§ RECORD EXTRACTS:
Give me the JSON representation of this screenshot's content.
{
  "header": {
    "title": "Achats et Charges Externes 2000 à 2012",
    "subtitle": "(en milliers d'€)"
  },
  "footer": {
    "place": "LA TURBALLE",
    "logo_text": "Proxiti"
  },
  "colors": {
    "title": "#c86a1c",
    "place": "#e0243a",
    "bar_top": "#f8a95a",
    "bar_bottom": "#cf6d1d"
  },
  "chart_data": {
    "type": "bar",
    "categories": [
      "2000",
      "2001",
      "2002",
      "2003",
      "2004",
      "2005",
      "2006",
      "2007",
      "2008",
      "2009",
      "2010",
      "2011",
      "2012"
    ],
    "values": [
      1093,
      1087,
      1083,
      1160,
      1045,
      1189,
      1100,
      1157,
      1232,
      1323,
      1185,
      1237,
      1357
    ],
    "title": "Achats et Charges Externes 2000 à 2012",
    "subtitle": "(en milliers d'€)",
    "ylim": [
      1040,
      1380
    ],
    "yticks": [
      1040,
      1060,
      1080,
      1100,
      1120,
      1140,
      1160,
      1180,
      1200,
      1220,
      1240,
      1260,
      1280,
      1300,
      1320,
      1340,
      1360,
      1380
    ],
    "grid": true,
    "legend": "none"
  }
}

* * *

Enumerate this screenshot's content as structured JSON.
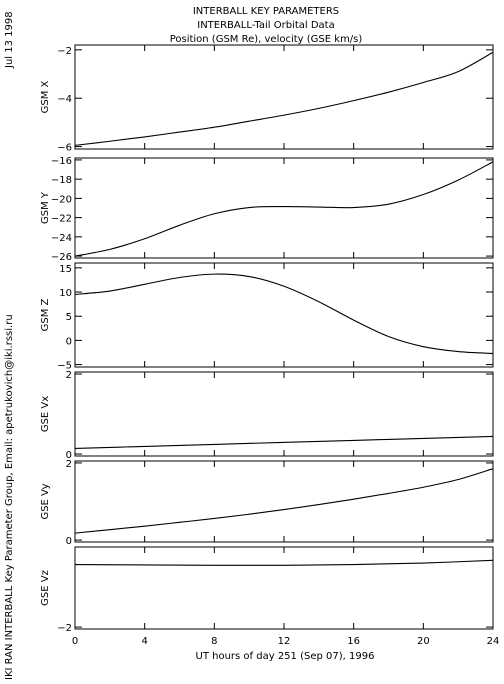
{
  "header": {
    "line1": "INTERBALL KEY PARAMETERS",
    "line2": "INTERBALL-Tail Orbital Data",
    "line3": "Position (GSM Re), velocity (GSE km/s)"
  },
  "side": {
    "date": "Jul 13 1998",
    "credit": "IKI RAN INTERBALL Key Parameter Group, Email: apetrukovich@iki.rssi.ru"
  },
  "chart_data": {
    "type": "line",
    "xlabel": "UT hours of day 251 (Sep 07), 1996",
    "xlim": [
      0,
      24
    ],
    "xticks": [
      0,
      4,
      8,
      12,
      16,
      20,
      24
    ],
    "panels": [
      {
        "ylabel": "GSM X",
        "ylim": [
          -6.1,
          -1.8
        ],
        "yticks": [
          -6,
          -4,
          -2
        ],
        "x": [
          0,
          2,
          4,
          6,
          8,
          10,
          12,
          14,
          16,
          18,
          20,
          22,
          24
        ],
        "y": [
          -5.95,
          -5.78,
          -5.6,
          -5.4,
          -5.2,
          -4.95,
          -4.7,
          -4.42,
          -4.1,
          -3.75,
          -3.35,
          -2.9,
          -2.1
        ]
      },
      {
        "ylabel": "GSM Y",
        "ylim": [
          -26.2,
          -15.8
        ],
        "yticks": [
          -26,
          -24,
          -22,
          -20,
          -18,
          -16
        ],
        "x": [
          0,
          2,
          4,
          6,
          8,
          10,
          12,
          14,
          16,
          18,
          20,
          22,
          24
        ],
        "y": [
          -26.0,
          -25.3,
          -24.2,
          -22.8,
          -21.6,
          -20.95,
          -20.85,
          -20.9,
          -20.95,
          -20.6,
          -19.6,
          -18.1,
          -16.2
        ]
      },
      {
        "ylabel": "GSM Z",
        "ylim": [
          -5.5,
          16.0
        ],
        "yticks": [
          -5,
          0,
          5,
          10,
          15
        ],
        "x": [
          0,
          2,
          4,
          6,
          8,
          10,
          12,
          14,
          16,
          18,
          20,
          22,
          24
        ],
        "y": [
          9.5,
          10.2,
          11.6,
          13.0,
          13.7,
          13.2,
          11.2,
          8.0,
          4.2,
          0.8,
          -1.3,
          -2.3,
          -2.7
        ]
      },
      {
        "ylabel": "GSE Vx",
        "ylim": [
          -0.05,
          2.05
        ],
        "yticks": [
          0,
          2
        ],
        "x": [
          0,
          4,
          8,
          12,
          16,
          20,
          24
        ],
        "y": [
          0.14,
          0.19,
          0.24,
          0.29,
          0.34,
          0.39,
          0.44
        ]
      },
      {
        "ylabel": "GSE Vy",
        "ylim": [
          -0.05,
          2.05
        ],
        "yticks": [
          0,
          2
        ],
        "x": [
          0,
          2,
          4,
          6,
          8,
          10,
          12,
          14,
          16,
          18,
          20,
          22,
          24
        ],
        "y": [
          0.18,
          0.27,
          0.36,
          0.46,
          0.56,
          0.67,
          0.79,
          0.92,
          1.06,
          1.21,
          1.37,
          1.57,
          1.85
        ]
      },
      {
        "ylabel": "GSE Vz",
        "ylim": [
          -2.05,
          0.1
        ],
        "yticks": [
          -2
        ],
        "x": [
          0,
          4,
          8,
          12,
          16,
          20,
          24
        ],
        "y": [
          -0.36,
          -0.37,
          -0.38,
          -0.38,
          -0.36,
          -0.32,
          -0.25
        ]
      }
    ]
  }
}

§ WHAT THE TASK REQUIRES:
Scan the material above. Copy each line where "JSON" occurs.

§ TASK RESULT:
Give me the JSON representation of this screenshot's content.
Enumerate this screenshot's content as structured JSON.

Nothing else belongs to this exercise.